Records provided>
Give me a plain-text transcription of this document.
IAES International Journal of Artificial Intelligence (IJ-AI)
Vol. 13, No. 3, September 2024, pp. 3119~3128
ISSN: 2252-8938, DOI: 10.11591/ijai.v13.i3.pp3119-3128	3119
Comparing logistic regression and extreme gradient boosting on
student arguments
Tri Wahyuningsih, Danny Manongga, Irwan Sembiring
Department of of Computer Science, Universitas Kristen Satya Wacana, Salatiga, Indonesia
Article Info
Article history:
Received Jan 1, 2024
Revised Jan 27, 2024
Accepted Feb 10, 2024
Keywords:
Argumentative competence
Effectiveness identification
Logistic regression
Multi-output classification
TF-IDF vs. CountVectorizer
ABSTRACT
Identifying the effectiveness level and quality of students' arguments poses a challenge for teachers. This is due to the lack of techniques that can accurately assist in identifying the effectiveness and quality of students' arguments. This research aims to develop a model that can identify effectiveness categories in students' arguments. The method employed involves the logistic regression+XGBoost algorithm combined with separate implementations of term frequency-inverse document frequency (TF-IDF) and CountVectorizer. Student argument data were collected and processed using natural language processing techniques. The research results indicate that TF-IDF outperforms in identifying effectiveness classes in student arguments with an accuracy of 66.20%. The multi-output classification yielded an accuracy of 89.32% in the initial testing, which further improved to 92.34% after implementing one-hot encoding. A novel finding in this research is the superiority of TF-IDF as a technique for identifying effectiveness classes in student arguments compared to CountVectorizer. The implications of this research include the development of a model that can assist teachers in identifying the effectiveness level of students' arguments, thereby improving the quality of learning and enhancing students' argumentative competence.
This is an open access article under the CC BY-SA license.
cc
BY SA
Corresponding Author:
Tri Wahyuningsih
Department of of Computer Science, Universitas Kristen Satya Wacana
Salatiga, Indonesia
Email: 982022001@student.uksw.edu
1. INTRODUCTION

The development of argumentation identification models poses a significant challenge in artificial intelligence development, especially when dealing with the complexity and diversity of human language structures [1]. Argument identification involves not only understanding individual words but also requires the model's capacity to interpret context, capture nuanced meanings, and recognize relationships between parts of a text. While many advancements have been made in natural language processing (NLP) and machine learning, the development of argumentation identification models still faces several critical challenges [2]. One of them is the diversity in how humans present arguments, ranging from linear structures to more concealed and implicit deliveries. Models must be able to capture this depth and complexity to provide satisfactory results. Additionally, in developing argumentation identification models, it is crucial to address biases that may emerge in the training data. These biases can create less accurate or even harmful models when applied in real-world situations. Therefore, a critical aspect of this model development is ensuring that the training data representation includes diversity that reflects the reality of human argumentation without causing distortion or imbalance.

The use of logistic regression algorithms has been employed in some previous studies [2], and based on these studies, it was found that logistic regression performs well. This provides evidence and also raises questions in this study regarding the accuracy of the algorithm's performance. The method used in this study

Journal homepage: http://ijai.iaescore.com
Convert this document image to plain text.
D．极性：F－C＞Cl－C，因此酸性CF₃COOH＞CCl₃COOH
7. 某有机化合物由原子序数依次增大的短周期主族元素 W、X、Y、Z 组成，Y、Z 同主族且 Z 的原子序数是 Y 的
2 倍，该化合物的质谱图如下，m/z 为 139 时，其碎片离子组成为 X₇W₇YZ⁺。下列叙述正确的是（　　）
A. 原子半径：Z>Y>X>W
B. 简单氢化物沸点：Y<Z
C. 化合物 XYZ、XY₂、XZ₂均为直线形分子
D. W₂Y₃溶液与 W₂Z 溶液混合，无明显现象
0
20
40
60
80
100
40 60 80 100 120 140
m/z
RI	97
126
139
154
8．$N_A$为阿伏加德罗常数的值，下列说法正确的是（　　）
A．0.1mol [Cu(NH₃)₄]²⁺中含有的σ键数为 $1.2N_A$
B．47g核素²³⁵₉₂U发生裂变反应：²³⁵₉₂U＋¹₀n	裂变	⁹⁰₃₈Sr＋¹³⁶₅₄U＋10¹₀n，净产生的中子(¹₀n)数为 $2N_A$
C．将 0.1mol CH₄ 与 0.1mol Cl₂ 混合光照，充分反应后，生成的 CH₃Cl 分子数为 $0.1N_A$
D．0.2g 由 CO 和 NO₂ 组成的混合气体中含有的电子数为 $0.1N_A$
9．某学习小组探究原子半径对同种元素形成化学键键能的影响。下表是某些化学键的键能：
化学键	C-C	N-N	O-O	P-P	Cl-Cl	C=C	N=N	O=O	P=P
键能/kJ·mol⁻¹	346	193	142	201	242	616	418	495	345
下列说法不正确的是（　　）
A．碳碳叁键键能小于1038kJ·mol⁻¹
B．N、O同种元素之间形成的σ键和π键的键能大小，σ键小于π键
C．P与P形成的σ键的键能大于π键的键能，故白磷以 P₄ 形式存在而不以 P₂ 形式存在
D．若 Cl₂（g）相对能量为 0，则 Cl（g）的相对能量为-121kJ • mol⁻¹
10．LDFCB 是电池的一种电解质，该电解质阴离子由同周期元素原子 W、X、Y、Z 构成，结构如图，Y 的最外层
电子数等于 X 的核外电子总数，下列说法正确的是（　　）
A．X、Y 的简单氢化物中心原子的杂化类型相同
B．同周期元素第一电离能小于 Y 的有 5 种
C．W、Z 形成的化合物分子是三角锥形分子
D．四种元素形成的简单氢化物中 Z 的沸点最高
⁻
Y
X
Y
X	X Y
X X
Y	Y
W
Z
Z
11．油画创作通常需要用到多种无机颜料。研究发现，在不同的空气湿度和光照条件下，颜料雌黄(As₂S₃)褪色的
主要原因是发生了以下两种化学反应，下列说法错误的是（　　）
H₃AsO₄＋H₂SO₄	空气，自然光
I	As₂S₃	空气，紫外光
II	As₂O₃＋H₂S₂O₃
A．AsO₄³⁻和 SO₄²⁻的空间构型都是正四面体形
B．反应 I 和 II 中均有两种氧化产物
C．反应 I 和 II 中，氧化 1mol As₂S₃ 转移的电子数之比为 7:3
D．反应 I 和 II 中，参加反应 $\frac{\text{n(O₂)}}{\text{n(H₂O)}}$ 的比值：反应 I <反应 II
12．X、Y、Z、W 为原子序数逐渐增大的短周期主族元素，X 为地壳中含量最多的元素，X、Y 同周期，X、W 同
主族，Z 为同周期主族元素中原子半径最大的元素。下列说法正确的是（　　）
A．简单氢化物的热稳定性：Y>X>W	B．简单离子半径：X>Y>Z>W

Task brief>
Word for word, write out all of the data above.

Full solution>
Give me a plain-text transcription of this document.
IAES International Journal of Artificial Intelligence (IJ-AI)
Vol. 13, No. 3, September 2024, pp. 3119~3128
ISSN: 2252-8938, DOI: 10.11591/ijai.v13.i3.pp3119-3128	3119
Comparing logistic regression and extreme gradient boosting on
student arguments
Tri Wahyuningsih, Danny Manongga, Irwan Sembiring
Department of of Computer Science, Universitas Kristen Satya Wacana, Salatiga, Indonesia
Article Info
Article history:
Received Jan 1, 2024
Revised Jan 27, 2024
Accepted Feb 10, 2024
Keywords:
Argumentative competence
Effectiveness identification
Logistic regression
Multi-output classification
TF-IDF vs. CountVectorizer
ABSTRACT
Identifying the effectiveness level and quality of students' arguments poses a challenge for teachers. This is due to the lack of techniques that can accurately assist in identifying the effectiveness and quality of students' arguments. This research aims to develop a model that can identify effectiveness categories in students' arguments. The method employed involves the logistic regression+XGBoost algorithm combined with separate implementations of term frequency-inverse document frequency (TF-IDF) and CountVectorizer. Student argument data were collected and processed using natural language processing techniques. The research results indicate that TF-IDF outperforms in identifying effectiveness classes in student arguments with an accuracy of 66.20%. The multi-output classification yielded an accuracy of 89.32% in the initial testing, which further improved to 92.34% after implementing one-hot encoding. A novel finding in this research is the superiority of TF-IDF as a technique for identifying effectiveness classes in student arguments compared to CountVectorizer. The implications of this research include the development of a model that can assist teachers in identifying the effectiveness level of students' arguments, thereby improving the quality of learning and enhancing students' argumentative competence.
This is an open access article under the CC BY-SA license.
cc
BY SA
Corresponding Author:
Tri Wahyuningsih
Department of of Computer Science, Universitas Kristen Satya Wacana
Salatiga, Indonesia
Email: 982022001@student.uksw.edu
1. INTRODUCTION

The development of argumentation identification models poses a significant challenge in artificial intelligence development, especially when dealing with the complexity and diversity of human language structures [1]. Argument identification involves not only understanding individual words but also requires the model's capacity to interpret context, capture nuanced meanings, and recognize relationships between parts of a text. While many advancements have been made in natural language processing (NLP) and machine learning, the development of argumentation identification models still faces several critical challenges [2]. One of them is the diversity in how humans present arguments, ranging from linear structures to more concealed and implicit deliveries. Models must be able to capture this depth and complexity to provide satisfactory results. Additionally, in developing argumentation identification models, it is crucial to address biases that may emerge in the training data. These biases can create less accurate or even harmful models when applied in real-world situations. Therefore, a critical aspect of this model development is ensuring that the training data representation includes diversity that reflects the reality of human argumentation without causing distortion or imbalance.

The use of logistic regression algorithms has been employed in some previous studies [2], and based on these studies, it was found that logistic regression performs well. This provides evidence and also raises questions in this study regarding the accuracy of the algorithm's performance. The method used in this study

Journal homepage: http://ijai.iaescore.com
Convert this document image to plain text.
D．极性：F－C＞Cl－C，因此酸性CF₃COOH＞CCl₃COOH
7. 某有机化合物由原子序数依次增大的短周期主族元素 W、X、Y、Z 组成，Y、Z 同主族且 Z 的原子序数是 Y 的
2 倍，该化合物的质谱图如下，m/z 为 139 时，其碎片离子组成为 X₇W₇YZ⁺。下列叙述正确的是（　　）
A. 原子半径：Z>Y>X>W
B. 简单氢化物沸点：Y<Z
C. 化合物 XYZ、XY₂、XZ₂均为直线形分子
D. W₂Y₃溶液与 W₂Z 溶液混合，无明显现象
0
20
40
60
80
100
40 60 80 100 120 140
m/z
RI	97
126
139
154
8．$N_A$为阿伏加德罗常数的值，下列说法正确的是（　　）
A．0.1mol [Cu(NH₃)₄]²⁺中含有的σ键数为 $1.2N_A$
B．47g核素²³⁵₉₂U发生裂变反应：²³⁵₉₂U＋¹₀n	裂变	⁹⁰₃₈Sr＋¹³⁶₅₄U＋10¹₀n，净产生的中子(¹₀n)数为 $2N_A$
C．将 0.1mol CH₄ 与 0.1mol Cl₂ 混合光照，充分反应后，生成的 CH₃Cl 分子数为 $0.1N_A$
D．0.2g 由 CO 和 NO₂ 组成的混合气体中含有的电子数为 $0.1N_A$
9．某学习小组探究原子半径对同种元素形成化学键键能的影响。下表是某些化学键的键能：
化学键	C-C	N-N	O-O	P-P	Cl-Cl	C=C	N=N	O=O	P=P
键能/kJ·mol⁻¹	346	193	142	201	242	616	418	495	345
下列说法不正确的是（　　）
A．碳碳叁键键能小于1038kJ·mol⁻¹
B．N、O同种元素之间形成的σ键和π键的键能大小，σ键小于π键
C．P与P形成的σ键的键能大于π键的键能，故白磷以 P₄ 形式存在而不以 P₂ 形式存在
D．若 Cl₂（g）相对能量为 0，则 Cl（g）的相对能量为-121kJ • mol⁻¹
10．LDFCB 是电池的一种电解质，该电解质阴离子由同周期元素原子 W、X、Y、Z 构成，结构如图，Y 的最外层
电子数等于 X 的核外电子总数，下列说法正确的是（　　）
A．X、Y 的简单氢化物中心原子的杂化类型相同
B．同周期元素第一电离能小于 Y 的有 5 种
C．W、Z 形成的化合物分子是三角锥形分子
D．四种元素形成的简单氢化物中 Z 的沸点最高
⁻
Y
X
Y
X	X Y
X X
Y	Y
W
Z
Z
11．油画创作通常需要用到多种无机颜料。研究发现，在不同的空气湿度和光照条件下，颜料雌黄(As₂S₃)褪色的
主要原因是发生了以下两种化学反应，下列说法错误的是（　　）
H₃AsO₄＋H₂SO₄	空气，自然光
I	As₂S₃	空气，紫外光
II	As₂O₃＋H₂S₂O₃
A．AsO₄³⁻和 SO₄²⁻的空间构型都是正四面体形
B．反应 I 和 II 中均有两种氧化产物
C．反应 I 和 II 中，氧化 1mol As₂S₃ 转移的电子数之比为 7:3
D．反应 I 和 II 中，参加反应 $\frac{\text{n(O₂)}}{\text{n(H₂O)}}$ 的比值：反应 I <反应 II
12．X、Y、Z、W 为原子序数逐渐增大的短周期主族元素，X 为地壳中含量最多的元素，X、Y 同周期，X、W 同
主族，Z 为同周期主族元素中原子半径最大的元素。下列说法正确的是（　　）
A．简单氢化物的热稳定性：Y>X>W	B．简单离子半径：X>Y>Z>W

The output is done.